• WHAT IS ASKED: Repeat each record below exactly, dropping the pictures.

• AVAILABLE RECORDS:
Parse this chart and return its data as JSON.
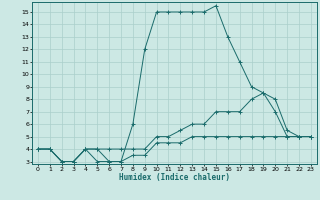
{
  "xlabel": "Humidex (Indice chaleur)",
  "bg_color": "#cce8e4",
  "grid_color": "#aacfcb",
  "line_color": "#1a6b6b",
  "xlim": [
    -0.5,
    23.5
  ],
  "ylim": [
    2.8,
    15.8
  ],
  "xticks": [
    0,
    1,
    2,
    3,
    4,
    5,
    6,
    7,
    8,
    9,
    10,
    11,
    12,
    13,
    14,
    15,
    16,
    17,
    18,
    19,
    20,
    21,
    22,
    23
  ],
  "yticks": [
    3,
    4,
    5,
    6,
    7,
    8,
    9,
    10,
    11,
    12,
    13,
    14,
    15
  ],
  "series1": {
    "x": [
      0,
      1,
      2,
      3,
      4,
      5,
      6,
      7,
      8,
      9,
      10,
      11,
      12,
      13,
      14,
      15,
      16,
      17,
      18,
      19,
      20,
      21,
      22,
      23
    ],
    "y": [
      4,
      4,
      3,
      3,
      4,
      4,
      3,
      3,
      6,
      12,
      15,
      15,
      15,
      15,
      15,
      15.5,
      13,
      11,
      9,
      8.5,
      7,
      5,
      5,
      5
    ]
  },
  "series2": {
    "x": [
      0,
      1,
      2,
      3,
      4,
      5,
      6,
      7,
      8,
      9,
      10,
      11,
      12,
      13,
      14,
      15,
      16,
      17,
      18,
      19,
      20,
      21,
      22,
      23
    ],
    "y": [
      4,
      4,
      3,
      3,
      4,
      4,
      4,
      4,
      4,
      4,
      5,
      5,
      5.5,
      6,
      6,
      7,
      7,
      7,
      8,
      8.5,
      8,
      5.5,
      5,
      5
    ]
  },
  "series3": {
    "x": [
      0,
      1,
      2,
      3,
      4,
      5,
      6,
      7,
      8,
      9,
      10,
      11,
      12,
      13,
      14,
      15,
      16,
      17,
      18,
      19,
      20,
      21,
      22,
      23
    ],
    "y": [
      4,
      4,
      3,
      3,
      4,
      3,
      3,
      3,
      3.5,
      3.5,
      4.5,
      4.5,
      4.5,
      5,
      5,
      5,
      5,
      5,
      5,
      5,
      5,
      5,
      5,
      5
    ]
  }
}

• FULL ANSWER:
Parse this chart and return its data as JSON.
{
  "xlabel": "Humidex (Indice chaleur)",
  "bg_color": "#cce8e4",
  "grid_color": "#aacfcb",
  "line_color": "#1a6b6b",
  "xlim": [
    -0.5,
    23.5
  ],
  "ylim": [
    2.8,
    15.8
  ],
  "xticks": [
    0,
    1,
    2,
    3,
    4,
    5,
    6,
    7,
    8,
    9,
    10,
    11,
    12,
    13,
    14,
    15,
    16,
    17,
    18,
    19,
    20,
    21,
    22,
    23
  ],
  "yticks": [
    3,
    4,
    5,
    6,
    7,
    8,
    9,
    10,
    11,
    12,
    13,
    14,
    15
  ],
  "series1": {
    "x": [
      0,
      1,
      2,
      3,
      4,
      5,
      6,
      7,
      8,
      9,
      10,
      11,
      12,
      13,
      14,
      15,
      16,
      17,
      18,
      19,
      20,
      21,
      22,
      23
    ],
    "y": [
      4,
      4,
      3,
      3,
      4,
      4,
      3,
      3,
      6,
      12,
      15,
      15,
      15,
      15,
      15,
      15.5,
      13,
      11,
      9,
      8.5,
      7,
      5,
      5,
      5
    ]
  },
  "series2": {
    "x": [
      0,
      1,
      2,
      3,
      4,
      5,
      6,
      7,
      8,
      9,
      10,
      11,
      12,
      13,
      14,
      15,
      16,
      17,
      18,
      19,
      20,
      21,
      22,
      23
    ],
    "y": [
      4,
      4,
      3,
      3,
      4,
      4,
      4,
      4,
      4,
      4,
      5,
      5,
      5.5,
      6,
      6,
      7,
      7,
      7,
      8,
      8.5,
      8,
      5.5,
      5,
      5
    ]
  },
  "series3": {
    "x": [
      0,
      1,
      2,
      3,
      4,
      5,
      6,
      7,
      8,
      9,
      10,
      11,
      12,
      13,
      14,
      15,
      16,
      17,
      18,
      19,
      20,
      21,
      22,
      23
    ],
    "y": [
      4,
      4,
      3,
      3,
      4,
      3,
      3,
      3,
      3.5,
      3.5,
      4.5,
      4.5,
      4.5,
      5,
      5,
      5,
      5,
      5,
      5,
      5,
      5,
      5,
      5,
      5
    ]
  }
}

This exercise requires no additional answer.